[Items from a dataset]

##############################

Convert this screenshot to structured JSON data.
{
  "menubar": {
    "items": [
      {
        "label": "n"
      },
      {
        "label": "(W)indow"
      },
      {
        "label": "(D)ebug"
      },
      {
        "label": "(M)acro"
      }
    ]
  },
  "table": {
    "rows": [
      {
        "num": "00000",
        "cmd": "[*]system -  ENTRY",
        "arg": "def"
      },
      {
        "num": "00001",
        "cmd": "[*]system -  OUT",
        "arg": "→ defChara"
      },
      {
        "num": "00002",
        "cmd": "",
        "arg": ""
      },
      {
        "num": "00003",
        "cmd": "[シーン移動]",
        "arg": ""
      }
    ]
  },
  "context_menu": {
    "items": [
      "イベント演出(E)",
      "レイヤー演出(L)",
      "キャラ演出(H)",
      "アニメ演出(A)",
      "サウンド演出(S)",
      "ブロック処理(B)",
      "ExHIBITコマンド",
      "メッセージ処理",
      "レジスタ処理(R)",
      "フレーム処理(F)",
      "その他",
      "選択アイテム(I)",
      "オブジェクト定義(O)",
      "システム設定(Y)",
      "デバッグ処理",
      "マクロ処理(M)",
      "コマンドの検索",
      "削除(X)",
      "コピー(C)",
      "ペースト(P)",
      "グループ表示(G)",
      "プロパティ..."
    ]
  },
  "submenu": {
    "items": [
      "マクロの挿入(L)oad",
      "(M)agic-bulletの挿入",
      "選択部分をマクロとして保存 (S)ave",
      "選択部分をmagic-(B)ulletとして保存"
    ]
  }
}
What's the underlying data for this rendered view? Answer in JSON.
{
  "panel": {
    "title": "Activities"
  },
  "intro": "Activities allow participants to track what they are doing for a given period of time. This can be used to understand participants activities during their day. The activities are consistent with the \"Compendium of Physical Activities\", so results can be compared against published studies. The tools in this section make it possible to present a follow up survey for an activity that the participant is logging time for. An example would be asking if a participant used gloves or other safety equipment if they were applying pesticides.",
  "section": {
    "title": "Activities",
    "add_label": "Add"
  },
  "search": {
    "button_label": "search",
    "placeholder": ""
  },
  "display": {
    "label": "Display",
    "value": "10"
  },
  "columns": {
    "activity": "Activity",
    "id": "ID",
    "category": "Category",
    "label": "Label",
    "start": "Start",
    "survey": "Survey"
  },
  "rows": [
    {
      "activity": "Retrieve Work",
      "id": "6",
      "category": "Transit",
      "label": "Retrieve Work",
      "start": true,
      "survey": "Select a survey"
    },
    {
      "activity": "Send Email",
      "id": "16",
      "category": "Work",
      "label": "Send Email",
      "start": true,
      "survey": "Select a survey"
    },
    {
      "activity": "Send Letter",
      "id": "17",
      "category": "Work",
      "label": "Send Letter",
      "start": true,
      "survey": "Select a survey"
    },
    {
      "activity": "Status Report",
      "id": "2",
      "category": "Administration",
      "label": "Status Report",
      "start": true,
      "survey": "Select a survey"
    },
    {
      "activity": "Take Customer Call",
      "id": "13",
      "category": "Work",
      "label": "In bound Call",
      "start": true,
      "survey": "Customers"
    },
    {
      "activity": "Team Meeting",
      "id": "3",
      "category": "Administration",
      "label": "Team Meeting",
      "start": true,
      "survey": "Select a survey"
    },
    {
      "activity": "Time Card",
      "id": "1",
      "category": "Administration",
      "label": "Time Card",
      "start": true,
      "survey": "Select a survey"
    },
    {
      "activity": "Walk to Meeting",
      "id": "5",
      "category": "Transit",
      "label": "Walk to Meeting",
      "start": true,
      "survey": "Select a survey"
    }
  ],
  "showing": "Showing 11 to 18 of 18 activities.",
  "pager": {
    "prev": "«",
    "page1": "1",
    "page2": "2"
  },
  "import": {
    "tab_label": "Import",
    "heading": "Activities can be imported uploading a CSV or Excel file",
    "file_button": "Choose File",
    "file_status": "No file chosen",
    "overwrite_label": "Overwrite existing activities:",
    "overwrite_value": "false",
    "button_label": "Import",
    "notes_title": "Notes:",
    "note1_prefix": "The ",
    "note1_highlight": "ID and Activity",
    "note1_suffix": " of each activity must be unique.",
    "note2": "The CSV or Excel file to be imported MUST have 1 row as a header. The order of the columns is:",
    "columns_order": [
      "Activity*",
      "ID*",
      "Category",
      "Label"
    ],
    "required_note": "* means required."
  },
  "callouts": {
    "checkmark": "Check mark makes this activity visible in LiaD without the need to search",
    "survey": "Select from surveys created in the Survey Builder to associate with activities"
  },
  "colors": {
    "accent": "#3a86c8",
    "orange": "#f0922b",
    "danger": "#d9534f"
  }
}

##############################

Work required >>
Leave out every line without the string "Send" and copy the rest.

Completed task >>
      "activity": "Send Email",
      "label": "Send Email",
      "activity": "Send Letter",
      "label": "Send Letter",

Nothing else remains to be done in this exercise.